** start of Extracted records **

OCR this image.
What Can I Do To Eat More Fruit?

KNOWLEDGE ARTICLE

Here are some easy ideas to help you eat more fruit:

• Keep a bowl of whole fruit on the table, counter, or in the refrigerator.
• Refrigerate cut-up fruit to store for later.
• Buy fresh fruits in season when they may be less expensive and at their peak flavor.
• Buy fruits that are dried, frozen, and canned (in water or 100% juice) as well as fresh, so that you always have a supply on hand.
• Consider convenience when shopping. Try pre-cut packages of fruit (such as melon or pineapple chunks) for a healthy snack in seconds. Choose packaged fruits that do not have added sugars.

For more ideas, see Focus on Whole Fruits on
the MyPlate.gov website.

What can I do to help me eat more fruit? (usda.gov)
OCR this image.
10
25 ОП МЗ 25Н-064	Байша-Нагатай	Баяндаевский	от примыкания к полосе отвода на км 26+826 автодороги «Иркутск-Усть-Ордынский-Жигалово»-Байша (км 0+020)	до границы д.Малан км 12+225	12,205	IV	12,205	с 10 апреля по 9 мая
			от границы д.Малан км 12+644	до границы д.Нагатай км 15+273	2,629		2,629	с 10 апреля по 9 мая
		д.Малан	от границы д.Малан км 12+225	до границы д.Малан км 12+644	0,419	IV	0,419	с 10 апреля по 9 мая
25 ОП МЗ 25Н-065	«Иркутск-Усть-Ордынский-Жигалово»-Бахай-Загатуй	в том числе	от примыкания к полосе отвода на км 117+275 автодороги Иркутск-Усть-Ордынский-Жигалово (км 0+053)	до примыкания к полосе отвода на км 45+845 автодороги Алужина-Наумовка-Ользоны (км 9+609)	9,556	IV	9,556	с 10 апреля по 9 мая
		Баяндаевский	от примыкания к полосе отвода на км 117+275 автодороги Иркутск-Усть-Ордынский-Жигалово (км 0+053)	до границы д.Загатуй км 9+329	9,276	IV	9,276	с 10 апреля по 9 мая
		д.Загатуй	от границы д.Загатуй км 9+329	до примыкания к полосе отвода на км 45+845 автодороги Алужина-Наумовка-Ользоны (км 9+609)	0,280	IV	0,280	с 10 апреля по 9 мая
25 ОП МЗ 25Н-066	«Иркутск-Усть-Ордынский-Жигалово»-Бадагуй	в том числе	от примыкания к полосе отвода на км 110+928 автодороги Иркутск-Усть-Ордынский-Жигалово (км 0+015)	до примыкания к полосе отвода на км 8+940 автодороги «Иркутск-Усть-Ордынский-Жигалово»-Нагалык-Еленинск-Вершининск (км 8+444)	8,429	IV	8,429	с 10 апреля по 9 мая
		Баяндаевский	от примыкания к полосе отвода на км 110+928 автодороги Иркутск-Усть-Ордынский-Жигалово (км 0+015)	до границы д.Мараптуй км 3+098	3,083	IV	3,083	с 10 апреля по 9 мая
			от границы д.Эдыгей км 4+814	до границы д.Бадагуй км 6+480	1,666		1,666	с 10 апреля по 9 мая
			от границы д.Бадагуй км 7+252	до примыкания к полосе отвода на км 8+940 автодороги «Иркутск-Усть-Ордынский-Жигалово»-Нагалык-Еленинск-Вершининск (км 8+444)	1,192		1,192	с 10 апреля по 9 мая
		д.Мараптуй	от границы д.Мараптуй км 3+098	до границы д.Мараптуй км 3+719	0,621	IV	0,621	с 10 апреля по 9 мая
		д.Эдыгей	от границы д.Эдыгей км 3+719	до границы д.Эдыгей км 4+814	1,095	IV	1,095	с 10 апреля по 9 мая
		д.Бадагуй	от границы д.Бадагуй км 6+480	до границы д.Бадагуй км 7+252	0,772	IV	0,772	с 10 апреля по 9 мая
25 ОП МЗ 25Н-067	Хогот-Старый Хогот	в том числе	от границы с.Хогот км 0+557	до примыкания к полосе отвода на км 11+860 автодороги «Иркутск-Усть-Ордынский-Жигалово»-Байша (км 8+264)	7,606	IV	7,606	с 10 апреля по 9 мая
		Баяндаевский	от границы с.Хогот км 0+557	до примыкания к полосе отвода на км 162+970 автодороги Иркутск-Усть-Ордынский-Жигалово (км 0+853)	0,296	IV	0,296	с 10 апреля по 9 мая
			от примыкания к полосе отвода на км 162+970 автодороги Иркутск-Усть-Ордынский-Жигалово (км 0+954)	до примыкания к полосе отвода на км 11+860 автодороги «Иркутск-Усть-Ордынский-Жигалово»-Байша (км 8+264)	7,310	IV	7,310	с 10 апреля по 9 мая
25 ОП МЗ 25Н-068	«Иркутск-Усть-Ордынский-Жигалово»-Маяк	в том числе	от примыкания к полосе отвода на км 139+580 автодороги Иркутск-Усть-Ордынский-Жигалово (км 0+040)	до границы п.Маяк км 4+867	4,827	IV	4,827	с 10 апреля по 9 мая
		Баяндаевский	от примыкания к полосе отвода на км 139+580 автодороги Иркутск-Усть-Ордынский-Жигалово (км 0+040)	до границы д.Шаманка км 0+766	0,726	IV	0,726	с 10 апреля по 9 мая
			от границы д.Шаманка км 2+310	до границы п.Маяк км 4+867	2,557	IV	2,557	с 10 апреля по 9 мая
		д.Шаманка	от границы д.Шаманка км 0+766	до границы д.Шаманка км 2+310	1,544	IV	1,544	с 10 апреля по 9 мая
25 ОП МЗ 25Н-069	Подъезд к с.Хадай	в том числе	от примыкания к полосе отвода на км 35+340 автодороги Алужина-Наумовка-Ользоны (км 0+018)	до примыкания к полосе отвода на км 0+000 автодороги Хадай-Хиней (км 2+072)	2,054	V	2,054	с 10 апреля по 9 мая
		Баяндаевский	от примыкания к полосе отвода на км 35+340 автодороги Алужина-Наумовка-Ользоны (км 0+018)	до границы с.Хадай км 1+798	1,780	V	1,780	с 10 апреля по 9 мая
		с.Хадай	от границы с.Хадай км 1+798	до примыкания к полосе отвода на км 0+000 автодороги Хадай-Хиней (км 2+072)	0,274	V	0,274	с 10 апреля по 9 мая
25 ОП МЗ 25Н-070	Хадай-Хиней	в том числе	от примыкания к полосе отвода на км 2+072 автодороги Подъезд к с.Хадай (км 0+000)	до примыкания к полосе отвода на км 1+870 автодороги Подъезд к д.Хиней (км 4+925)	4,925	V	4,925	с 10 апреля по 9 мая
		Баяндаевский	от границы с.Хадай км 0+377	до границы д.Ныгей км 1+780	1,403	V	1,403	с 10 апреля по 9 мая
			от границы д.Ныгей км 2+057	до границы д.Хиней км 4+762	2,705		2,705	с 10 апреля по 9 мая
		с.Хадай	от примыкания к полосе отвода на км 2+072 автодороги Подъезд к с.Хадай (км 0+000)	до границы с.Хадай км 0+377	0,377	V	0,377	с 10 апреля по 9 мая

** end of Extracted records **

Exercise details: Set down the material above again, word for word.

The reply:
OCR this image.
What Can I Do To Eat More Fruit?

KNOWLEDGE ARTICLE

Here are some easy ideas to help you eat more fruit:

• Keep a bowl of whole fruit on the table, counter, or in the refrigerator.
• Refrigerate cut-up fruit to store for later.
• Buy fresh fruits in season when they may be less expensive and at their peak flavor.
• Buy fruits that are dried, frozen, and canned (in water or 100% juice) as well as fresh, so that you always have a supply on hand.
• Consider convenience when shopping. Try pre-cut packages of fruit (such as melon or pineapple chunks) for a healthy snack in seconds. Choose packaged fruits that do not have added sugars.

For more ideas, see Focus on Whole Fruits on
the MyPlate.gov website.

What can I do to help me eat more fruit? (usda.gov)
OCR this image.
10
25 ОП МЗ 25Н-064	Байша-Нагатай	Баяндаевский	от примыкания к полосе отвода на км 26+826 автодороги «Иркутск-Усть-Ордынский-Жигалово»-Байша (км 0+020)	до границы д.Малан км 12+225	12,205	IV	12,205	с 10 апреля по 9 мая
			от границы д.Малан км 12+644	до границы д.Нагатай км 15+273	2,629		2,629	с 10 апреля по 9 мая
		д.Малан	от границы д.Малан км 12+225	до границы д.Малан км 12+644	0,419	IV	0,419	с 10 апреля по 9 мая
25 ОП МЗ 25Н-065	«Иркутск-Усть-Ордынский-Жигалово»-Бахай-Загатуй	в том числе	от примыкания к полосе отвода на км 117+275 автодороги Иркутск-Усть-Ордынский-Жигалово (км 0+053)	до примыкания к полосе отвода на км 45+845 автодороги Алужина-Наумовка-Ользоны (км 9+609)	9,556	IV	9,556	с 10 апреля по 9 мая
		Баяндаевский	от примыкания к полосе отвода на км 117+275 автодороги Иркутск-Усть-Ордынский-Жигалово (км 0+053)	до границы д.Загатуй км 9+329	9,276	IV	9,276	с 10 апреля по 9 мая
		д.Загатуй	от границы д.Загатуй км 9+329	до примыкания к полосе отвода на км 45+845 автодороги Алужина-Наумовка-Ользоны (км 9+609)	0,280	IV	0,280	с 10 апреля по 9 мая
25 ОП МЗ 25Н-066	«Иркутск-Усть-Ордынский-Жигалово»-Бадагуй	в том числе	от примыкания к полосе отвода на км 110+928 автодороги Иркутск-Усть-Ордынский-Жигалово (км 0+015)	до примыкания к полосе отвода на км 8+940 автодороги «Иркутск-Усть-Ордынский-Жигалово»-Нагалык-Еленинск-Вершининск (км 8+444)	8,429	IV	8,429	с 10 апреля по 9 мая
		Баяндаевский	от примыкания к полосе отвода на км 110+928 автодороги Иркутск-Усть-Ордынский-Жигалово (км 0+015)	до границы д.Мараптуй км 3+098	3,083	IV	3,083	с 10 апреля по 9 мая
			от границы д.Эдыгей км 4+814	до границы д.Бадагуй км 6+480	1,666		1,666	с 10 апреля по 9 мая
			от границы д.Бадагуй км 7+252	до примыкания к полосе отвода на км 8+940 автодороги «Иркутск-Усть-Ордынский-Жигалово»-Нагалык-Еленинск-Вершининск (км 8+444)	1,192		1,192	с 10 апреля по 9 мая
		д.Мараптуй	от границы д.Мараптуй км 3+098	до границы д.Мараптуй км 3+719	0,621	IV	0,621	с 10 апреля по 9 мая
		д.Эдыгей	от границы д.Эдыгей км 3+719	до границы д.Эдыгей км 4+814	1,095	IV	1,095	с 10 апреля по 9 мая
		д.Бадагуй	от границы д.Бадагуй км 6+480	до границы д.Бадагуй км 7+252	0,772	IV	0,772	с 10 апреля по 9 мая
25 ОП МЗ 25Н-067	Хогот-Старый Хогот	в том числе	от границы с.Хогот км 0+557	до примыкания к полосе отвода на км 11+860 автодороги «Иркутск-Усть-Ордынский-Жигалово»-Байша (км 8+264)	7,606	IV	7,606	с 10 апреля по 9 мая
		Баяндаевский	от границы с.Хогот км 0+557	до примыкания к полосе отвода на км 162+970 автодороги Иркутск-Усть-Ордынский-Жигалово (км 0+853)	0,296	IV	0,296	с 10 апреля по 9 мая
			от примыкания к полосе отвода на км 162+970 автодороги Иркутск-Усть-Ордынский-Жигалово (км 0+954)	до примыкания к полосе отвода на км 11+860 автодороги «Иркутск-Усть-Ордынский-Жигалово»-Байша (км 8+264)	7,310	IV	7,310	с 10 апреля по 9 мая
25 ОП МЗ 25Н-068	«Иркутск-Усть-Ордынский-Жигалово»-Маяк	в том числе	от примыкания к полосе отвода на км 139+580 автодороги Иркутск-Усть-Ордынский-Жигалово (км 0+040)	до границы п.Маяк км 4+867	4,827	IV	4,827	с 10 апреля по 9 мая
		Баяндаевский	от примыкания к полосе отвода на км 139+580 автодороги Иркутск-Усть-Ордынский-Жигалово (км 0+040)	до границы д.Шаманка км 0+766	0,726	IV	0,726	с 10 апреля по 9 мая
			от границы д.Шаманка км 2+310	до границы п.Маяк км 4+867	2,557	IV	2,557	с 10 апреля по 9 мая
		д.Шаманка	от границы д.Шаманка км 0+766	до границы д.Шаманка км 2+310	1,544	IV	1,544	с 10 апреля по 9 мая
25 ОП МЗ 25Н-069	Подъезд к с.Хадай	в том числе	от примыкания к полосе отвода на км 35+340 автодороги Алужина-Наумовка-Ользоны (км 0+018)	до примыкания к полосе отвода на км 0+000 автодороги Хадай-Хиней (км 2+072)	2,054	V	2,054	с 10 апреля по 9 мая
		Баяндаевский	от примыкания к полосе отвода на км 35+340 автодороги Алужина-Наумовка-Ользоны (км 0+018)	до границы с.Хадай км 1+798	1,780	V	1,780	с 10 апреля по 9 мая
		с.Хадай	от границы с.Хадай км 1+798	до примыкания к полосе отвода на км 0+000 автодороги Хадай-Хиней (км 2+072)	0,274	V	0,274	с 10 апреля по 9 мая
25 ОП МЗ 25Н-070	Хадай-Хиней	в том числе	от примыкания к полосе отвода на км 2+072 автодороги Подъезд к с.Хадай (км 0+000)	до примыкания к полосе отвода на км 1+870 автодороги Подъезд к д.Хиней (км 4+925)	4,925	V	4,925	с 10 апреля по 9 мая
		Баяндаевский	от границы с.Хадай км 0+377	до границы д.Ныгей км 1+780	1,403	V	1,403	с 10 апреля по 9 мая
			от границы д.Ныгей км 2+057	до границы д.Хиней км 4+762	2,705		2,705	с 10 апреля по 9 мая
		с.Хадай	от примыкания к полосе отвода на км 2+072 автодороги Подъезд к с.Хадай (км 0+000)	до границы с.Хадай км 0+377	0,377	V	0,377	с 10 апреля по 9 мая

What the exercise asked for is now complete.